THE TASK »
Report back each line of the records that contains the string "handle".

Records contained in a dataset:
──────────
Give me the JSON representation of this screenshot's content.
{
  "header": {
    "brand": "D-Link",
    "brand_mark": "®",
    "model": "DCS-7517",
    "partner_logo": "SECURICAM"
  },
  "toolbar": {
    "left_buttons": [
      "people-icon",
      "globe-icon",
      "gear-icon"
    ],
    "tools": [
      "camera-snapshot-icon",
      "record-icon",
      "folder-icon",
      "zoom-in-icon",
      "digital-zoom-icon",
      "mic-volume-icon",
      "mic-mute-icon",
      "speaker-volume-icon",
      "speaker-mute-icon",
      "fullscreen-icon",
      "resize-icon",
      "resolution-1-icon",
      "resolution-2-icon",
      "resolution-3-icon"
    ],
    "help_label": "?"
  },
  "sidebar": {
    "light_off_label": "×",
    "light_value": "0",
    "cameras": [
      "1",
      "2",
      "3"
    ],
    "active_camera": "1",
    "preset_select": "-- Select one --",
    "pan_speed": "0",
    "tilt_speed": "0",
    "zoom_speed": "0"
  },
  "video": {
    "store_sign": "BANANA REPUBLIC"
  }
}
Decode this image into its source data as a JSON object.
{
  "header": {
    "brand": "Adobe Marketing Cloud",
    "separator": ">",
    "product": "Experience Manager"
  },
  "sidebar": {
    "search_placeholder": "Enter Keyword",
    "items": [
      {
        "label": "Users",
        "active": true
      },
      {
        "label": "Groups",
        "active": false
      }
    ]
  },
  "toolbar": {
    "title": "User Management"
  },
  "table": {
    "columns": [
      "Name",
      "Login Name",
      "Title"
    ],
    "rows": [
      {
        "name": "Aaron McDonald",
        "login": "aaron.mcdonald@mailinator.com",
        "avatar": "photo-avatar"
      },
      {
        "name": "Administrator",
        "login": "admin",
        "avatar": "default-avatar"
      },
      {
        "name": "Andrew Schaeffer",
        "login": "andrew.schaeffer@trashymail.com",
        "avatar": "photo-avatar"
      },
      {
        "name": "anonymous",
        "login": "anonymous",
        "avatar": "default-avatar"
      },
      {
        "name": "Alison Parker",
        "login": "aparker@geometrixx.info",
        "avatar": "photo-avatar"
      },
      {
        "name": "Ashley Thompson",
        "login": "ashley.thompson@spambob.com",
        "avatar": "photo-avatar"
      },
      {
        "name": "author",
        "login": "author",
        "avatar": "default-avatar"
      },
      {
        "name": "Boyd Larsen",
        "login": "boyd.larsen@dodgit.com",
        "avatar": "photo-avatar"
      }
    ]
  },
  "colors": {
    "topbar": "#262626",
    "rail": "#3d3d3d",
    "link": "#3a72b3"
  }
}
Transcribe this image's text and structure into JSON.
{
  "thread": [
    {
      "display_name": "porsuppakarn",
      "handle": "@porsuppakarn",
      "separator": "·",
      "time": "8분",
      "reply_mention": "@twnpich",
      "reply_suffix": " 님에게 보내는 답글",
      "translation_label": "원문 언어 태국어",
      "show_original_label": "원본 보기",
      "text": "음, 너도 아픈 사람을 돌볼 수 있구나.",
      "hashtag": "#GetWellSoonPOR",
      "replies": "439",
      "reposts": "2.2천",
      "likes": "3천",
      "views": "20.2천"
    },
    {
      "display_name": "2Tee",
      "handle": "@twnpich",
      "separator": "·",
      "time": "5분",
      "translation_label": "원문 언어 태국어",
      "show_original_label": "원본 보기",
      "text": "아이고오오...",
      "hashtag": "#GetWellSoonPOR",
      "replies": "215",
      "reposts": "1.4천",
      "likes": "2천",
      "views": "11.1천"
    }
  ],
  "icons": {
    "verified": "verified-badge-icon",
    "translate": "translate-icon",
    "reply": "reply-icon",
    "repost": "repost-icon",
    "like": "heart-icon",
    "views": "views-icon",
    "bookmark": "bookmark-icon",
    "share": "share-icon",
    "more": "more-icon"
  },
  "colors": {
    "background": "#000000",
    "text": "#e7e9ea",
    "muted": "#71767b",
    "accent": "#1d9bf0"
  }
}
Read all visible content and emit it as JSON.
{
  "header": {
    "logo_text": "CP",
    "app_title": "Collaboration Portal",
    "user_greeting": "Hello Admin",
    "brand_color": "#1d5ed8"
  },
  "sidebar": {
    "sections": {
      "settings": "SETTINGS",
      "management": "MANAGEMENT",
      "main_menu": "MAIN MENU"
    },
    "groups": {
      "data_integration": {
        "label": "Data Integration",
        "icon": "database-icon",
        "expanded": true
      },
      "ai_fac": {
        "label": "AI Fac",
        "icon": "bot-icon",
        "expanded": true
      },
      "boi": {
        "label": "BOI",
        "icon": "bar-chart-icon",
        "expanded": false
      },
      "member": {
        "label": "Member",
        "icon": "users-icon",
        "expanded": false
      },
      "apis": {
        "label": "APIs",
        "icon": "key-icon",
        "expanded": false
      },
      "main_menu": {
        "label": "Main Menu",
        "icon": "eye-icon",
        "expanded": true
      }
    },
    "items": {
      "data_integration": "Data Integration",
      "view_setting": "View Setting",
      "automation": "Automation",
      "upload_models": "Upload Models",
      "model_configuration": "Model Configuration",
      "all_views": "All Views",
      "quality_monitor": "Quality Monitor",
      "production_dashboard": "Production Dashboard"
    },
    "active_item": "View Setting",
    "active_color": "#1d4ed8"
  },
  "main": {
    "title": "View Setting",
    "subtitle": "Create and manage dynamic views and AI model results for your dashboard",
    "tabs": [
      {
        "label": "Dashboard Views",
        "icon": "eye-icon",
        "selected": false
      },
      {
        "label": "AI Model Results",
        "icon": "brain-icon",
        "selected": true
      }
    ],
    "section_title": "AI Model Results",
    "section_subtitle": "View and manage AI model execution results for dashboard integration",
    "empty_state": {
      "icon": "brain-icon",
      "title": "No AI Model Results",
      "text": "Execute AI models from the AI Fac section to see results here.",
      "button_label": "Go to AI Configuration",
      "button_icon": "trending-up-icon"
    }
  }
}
──────────
EXERCISE RESULT »
      "handle": "@porsuppakarn",
      "handle": "@twnpich",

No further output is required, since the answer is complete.